===== THE RECORDS

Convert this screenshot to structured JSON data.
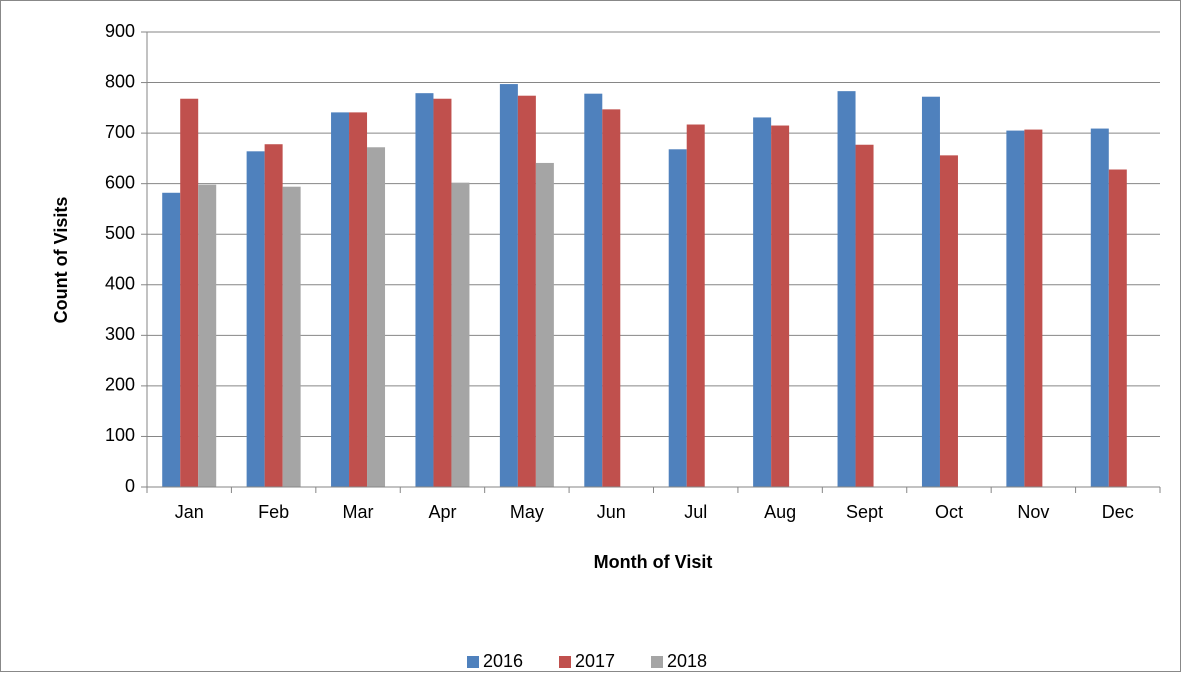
{
  "chart_data": {
    "type": "bar",
    "x_label": "Month of Visit",
    "y_label": "Count of Visits",
    "categories": [
      "Jan",
      "Feb",
      "Mar",
      "Apr",
      "May",
      "Jun",
      "Jul",
      "Aug",
      "Sept",
      "Oct",
      "Nov",
      "Dec"
    ],
    "series": [
      {
        "name": "2016",
        "color": "#4f81bd",
        "values": [
          582,
          664,
          741,
          779,
          797,
          778,
          668,
          731,
          783,
          772,
          705,
          709
        ]
      },
      {
        "name": "2017",
        "color": "#c0504d",
        "values": [
          768,
          678,
          741,
          768,
          774,
          747,
          717,
          715,
          677,
          656,
          707,
          628
        ]
      },
      {
        "name": "2018",
        "color": "#a5a5a5",
        "values": [
          598,
          594,
          672,
          602,
          641,
          null,
          null,
          null,
          null,
          null,
          null,
          null
        ]
      }
    ],
    "ylim": [
      0,
      900
    ],
    "yticks": [
      0,
      100,
      200,
      300,
      400,
      500,
      600,
      700,
      800,
      900
    ],
    "grid": true,
    "legend": "bottom"
  }
}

==========

__GIVEN PROBLEM__. Apart from the pictures, the entries above are to be repeated in full and exactly.

__FINAL ANSWER__.
Convert this screenshot to structured JSON data.
{
  "chart_data": {
    "type": "bar",
    "x_label": "Month of Visit",
    "y_label": "Count of Visits",
    "categories": [
      "Jan",
      "Feb",
      "Mar",
      "Apr",
      "May",
      "Jun",
      "Jul",
      "Aug",
      "Sept",
      "Oct",
      "Nov",
      "Dec"
    ],
    "series": [
      {
        "name": "2016",
        "color": "#4f81bd",
        "values": [
          582,
          664,
          741,
          779,
          797,
          778,
          668,
          731,
          783,
          772,
          705,
          709
        ]
      },
      {
        "name": "2017",
        "color": "#c0504d",
        "values": [
          768,
          678,
          741,
          768,
          774,
          747,
          717,
          715,
          677,
          656,
          707,
          628
        ]
      },
      {
        "name": "2018",
        "color": "#a5a5a5",
        "values": [
          598,
          594,
          672,
          602,
          641,
          null,
          null,
          null,
          null,
          null,
          null,
          null
        ]
      }
    ],
    "ylim": [
      0,
      900
    ],
    "yticks": [
      0,
      100,
      200,
      300,
      400,
      500,
      600,
      700,
      800,
      900
    ],
    "grid": true,
    "legend": "bottom"
  }
}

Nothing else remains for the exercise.